| Exercise input |
**********
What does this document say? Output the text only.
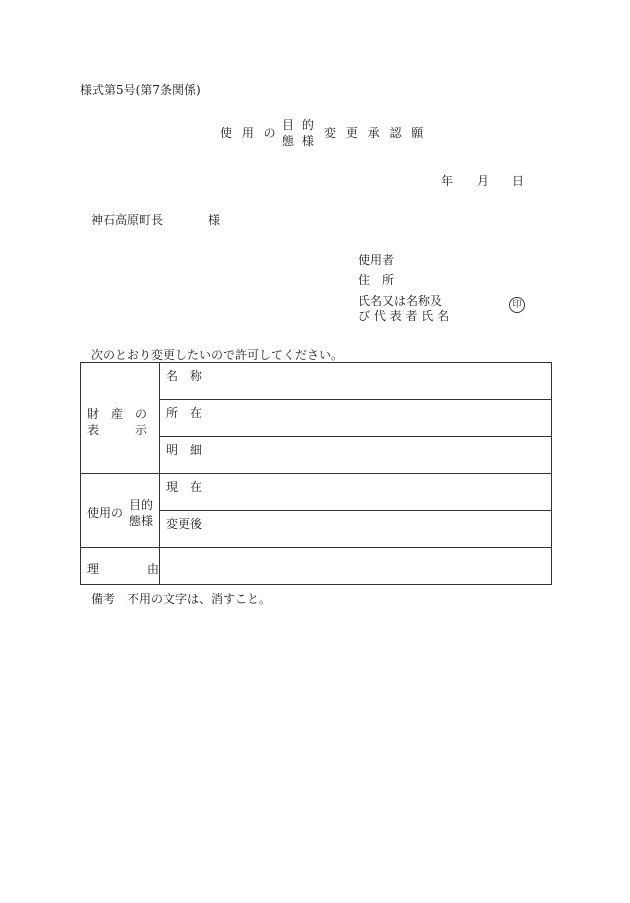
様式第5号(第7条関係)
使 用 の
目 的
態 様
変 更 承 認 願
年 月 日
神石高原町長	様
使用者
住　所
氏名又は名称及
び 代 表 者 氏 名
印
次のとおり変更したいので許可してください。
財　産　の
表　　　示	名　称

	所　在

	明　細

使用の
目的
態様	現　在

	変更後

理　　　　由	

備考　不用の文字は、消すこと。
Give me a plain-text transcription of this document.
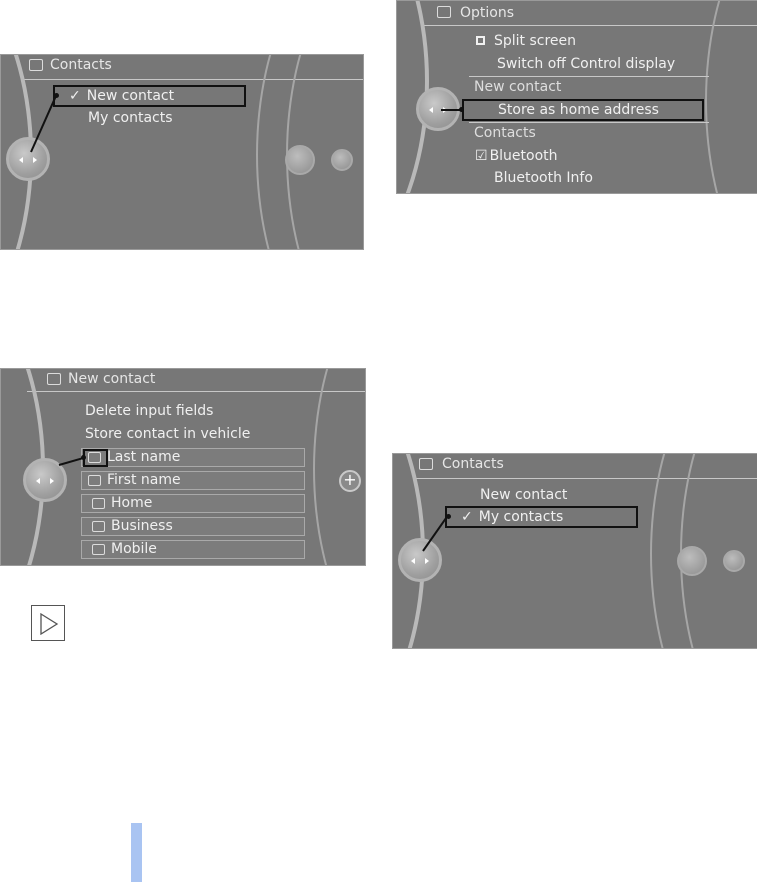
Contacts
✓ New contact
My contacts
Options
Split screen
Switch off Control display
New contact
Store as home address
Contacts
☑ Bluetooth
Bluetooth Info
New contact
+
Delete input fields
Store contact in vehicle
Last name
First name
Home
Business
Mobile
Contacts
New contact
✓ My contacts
**********
| Your objective |
Make an exact copy of the records shown above, without the pictures.

| Answer to the problem |
What does this document say? Output the text only.
様式第5号(第7条関係)
使 用 の
目 的
態 様
変 更 承 認 願
年 月 日
神石高原町長	様
使用者
住　所
氏名又は名称及
び 代 表 者 氏 名
印
次のとおり変更したいので許可してください。
財　産　の
表　　　示	名　称

	所　在

	明　細

使用の
目的
態様	現　在

	変更後

理　　　　由	

備考　不用の文字は、消すこと。
Give me a plain-text transcription of this document.
Contacts
✓ New contact
My contacts
Options
Split screen
Switch off Control display
New contact
Store as home address
Contacts
☑ Bluetooth
Bluetooth Info
New contact
+
Delete input fields
Store contact in vehicle
Last name
First name
Home
Business
Mobile
Contacts
New contact
✓ My contacts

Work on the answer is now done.